- [TASK REQUIREMENTS]: Look for the string "type" in every line, and copy each line that has it.

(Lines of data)
○ ○ ○

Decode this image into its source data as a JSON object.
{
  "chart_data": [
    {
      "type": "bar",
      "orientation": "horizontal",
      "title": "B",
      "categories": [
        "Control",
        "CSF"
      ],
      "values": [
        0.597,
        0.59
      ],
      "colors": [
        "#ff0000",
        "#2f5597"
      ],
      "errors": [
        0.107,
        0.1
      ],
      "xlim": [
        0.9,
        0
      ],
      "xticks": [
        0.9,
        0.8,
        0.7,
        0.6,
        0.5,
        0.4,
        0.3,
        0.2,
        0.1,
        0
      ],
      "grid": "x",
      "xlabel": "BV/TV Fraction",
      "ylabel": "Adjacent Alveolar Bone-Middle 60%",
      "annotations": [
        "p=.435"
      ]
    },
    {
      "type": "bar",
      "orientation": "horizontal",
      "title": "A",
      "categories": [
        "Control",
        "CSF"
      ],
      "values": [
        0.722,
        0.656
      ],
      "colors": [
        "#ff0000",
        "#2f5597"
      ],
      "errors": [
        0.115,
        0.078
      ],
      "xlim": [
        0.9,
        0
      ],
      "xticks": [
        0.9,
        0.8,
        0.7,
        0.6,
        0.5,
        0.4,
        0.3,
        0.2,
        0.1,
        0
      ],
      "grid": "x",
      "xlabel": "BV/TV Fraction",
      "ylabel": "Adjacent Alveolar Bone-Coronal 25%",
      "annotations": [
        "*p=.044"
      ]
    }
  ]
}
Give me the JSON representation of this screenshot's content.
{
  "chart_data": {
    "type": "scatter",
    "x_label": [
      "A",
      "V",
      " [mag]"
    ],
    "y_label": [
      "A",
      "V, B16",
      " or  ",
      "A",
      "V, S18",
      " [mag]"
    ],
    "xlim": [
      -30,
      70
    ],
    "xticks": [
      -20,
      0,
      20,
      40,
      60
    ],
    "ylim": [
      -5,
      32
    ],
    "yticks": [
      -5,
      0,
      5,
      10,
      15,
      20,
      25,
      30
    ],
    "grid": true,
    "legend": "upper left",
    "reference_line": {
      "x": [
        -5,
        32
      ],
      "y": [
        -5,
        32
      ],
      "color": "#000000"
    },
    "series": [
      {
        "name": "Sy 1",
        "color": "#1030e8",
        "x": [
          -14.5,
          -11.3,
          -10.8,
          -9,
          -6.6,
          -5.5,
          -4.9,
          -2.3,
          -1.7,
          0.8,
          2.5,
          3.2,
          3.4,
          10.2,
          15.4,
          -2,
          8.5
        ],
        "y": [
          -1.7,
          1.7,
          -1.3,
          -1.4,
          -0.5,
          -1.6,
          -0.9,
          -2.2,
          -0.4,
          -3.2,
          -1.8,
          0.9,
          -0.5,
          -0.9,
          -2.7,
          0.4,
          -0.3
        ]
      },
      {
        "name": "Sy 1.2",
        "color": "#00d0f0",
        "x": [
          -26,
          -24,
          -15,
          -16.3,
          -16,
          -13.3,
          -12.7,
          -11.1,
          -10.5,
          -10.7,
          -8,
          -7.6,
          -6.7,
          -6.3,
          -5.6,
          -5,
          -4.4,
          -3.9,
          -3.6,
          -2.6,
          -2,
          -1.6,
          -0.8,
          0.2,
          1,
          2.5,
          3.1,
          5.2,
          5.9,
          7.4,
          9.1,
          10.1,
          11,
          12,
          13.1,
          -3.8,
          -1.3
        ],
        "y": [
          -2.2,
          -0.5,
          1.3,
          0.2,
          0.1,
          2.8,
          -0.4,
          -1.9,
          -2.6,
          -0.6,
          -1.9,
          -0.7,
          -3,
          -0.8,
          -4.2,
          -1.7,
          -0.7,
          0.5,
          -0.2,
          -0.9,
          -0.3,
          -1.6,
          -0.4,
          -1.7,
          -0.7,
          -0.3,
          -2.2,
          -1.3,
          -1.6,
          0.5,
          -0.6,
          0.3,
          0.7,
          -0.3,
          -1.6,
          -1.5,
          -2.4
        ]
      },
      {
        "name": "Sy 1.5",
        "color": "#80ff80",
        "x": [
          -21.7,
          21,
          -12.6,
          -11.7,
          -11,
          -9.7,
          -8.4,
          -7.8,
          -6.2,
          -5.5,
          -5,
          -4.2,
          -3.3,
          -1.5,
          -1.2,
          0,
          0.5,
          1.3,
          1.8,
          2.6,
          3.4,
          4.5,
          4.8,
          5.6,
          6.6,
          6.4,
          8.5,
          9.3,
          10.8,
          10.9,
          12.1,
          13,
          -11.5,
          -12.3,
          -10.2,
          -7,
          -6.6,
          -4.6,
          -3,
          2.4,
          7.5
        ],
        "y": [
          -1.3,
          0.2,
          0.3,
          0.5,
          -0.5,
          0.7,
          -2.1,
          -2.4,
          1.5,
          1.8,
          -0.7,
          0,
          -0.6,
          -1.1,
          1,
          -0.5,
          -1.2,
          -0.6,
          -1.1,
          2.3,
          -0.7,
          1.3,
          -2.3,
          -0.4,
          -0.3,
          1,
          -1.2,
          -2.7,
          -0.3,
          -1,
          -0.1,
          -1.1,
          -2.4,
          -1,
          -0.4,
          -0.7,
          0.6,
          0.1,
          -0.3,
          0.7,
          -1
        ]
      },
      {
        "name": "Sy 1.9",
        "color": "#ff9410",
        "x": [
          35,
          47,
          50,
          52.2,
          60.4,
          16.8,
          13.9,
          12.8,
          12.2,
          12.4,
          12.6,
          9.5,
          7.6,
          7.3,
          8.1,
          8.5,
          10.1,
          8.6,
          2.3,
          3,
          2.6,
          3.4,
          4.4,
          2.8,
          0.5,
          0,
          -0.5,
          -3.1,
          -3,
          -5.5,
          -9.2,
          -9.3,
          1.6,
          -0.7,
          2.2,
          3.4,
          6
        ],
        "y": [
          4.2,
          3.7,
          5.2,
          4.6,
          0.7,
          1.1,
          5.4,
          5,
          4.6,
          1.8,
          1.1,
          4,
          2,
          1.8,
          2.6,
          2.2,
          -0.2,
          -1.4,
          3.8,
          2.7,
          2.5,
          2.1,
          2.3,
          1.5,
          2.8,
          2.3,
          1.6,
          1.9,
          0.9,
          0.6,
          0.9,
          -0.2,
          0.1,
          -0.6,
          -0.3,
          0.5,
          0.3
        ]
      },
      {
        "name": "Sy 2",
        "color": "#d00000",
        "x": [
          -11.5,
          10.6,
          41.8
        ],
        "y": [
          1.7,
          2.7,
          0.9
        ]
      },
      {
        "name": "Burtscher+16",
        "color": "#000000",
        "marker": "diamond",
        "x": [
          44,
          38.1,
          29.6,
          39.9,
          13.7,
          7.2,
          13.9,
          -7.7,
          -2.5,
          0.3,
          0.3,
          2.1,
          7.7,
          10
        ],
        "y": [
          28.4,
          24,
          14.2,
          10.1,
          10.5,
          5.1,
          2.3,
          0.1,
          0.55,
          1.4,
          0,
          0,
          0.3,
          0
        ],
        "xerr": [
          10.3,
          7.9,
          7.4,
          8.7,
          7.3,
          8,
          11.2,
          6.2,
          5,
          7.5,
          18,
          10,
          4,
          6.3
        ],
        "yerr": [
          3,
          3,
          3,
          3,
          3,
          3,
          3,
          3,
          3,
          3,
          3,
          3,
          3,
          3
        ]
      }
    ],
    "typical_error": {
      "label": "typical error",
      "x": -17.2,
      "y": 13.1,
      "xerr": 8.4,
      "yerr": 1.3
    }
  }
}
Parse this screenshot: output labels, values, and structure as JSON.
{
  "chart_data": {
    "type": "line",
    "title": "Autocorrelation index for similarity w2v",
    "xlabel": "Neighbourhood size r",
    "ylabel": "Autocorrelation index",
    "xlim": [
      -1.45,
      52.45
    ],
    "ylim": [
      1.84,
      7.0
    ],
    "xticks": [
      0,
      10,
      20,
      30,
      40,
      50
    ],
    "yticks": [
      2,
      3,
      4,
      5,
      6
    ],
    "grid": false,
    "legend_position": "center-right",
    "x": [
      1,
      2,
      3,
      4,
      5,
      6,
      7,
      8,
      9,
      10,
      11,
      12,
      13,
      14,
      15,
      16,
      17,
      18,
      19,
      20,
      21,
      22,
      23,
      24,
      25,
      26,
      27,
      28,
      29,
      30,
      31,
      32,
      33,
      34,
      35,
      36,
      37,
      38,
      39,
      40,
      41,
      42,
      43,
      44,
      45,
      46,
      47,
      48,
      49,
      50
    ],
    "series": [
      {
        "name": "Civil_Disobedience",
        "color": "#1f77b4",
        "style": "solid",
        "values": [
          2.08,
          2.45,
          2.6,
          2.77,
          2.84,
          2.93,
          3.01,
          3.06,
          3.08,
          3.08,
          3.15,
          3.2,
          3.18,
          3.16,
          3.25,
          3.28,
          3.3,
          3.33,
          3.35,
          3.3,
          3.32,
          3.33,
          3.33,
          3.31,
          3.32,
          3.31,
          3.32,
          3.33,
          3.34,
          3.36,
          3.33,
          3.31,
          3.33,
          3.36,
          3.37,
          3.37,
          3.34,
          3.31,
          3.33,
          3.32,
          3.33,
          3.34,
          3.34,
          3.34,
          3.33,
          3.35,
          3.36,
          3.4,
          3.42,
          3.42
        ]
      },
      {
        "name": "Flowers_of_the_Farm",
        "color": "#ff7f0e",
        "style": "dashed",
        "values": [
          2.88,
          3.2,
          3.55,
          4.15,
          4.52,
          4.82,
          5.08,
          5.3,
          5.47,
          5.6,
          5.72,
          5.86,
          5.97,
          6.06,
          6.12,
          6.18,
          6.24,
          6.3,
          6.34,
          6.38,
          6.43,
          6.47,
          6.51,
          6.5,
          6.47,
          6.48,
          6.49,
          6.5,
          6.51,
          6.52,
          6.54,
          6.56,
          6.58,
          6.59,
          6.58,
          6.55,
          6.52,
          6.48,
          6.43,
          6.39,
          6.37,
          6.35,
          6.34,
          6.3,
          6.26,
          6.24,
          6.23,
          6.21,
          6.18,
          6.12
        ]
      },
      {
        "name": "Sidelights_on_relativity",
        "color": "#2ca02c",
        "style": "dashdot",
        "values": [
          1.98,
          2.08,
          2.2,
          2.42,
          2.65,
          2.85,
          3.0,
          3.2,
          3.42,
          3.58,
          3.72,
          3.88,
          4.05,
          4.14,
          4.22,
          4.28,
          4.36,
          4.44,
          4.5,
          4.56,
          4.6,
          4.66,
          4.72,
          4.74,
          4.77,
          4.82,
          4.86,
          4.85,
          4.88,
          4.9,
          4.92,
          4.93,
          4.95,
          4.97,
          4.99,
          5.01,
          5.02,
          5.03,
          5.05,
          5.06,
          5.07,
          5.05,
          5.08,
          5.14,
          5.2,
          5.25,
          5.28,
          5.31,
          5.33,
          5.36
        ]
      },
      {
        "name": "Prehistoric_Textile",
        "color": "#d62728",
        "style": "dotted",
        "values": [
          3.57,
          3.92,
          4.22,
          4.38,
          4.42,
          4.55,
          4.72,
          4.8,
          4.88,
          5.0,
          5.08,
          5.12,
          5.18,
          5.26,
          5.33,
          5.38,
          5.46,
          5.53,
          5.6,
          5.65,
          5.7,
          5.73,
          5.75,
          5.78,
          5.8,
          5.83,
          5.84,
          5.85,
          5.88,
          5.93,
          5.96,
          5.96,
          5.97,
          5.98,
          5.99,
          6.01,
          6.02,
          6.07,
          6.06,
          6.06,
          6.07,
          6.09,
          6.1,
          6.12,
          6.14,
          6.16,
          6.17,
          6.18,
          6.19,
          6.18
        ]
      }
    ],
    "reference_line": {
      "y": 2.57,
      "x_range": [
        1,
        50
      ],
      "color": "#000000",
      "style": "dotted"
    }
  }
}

○ ○ ○

- [TASK OUTPUT]:
      "type": "bar",
      "type": "bar",
    "type": "scatter",
    "type": "line",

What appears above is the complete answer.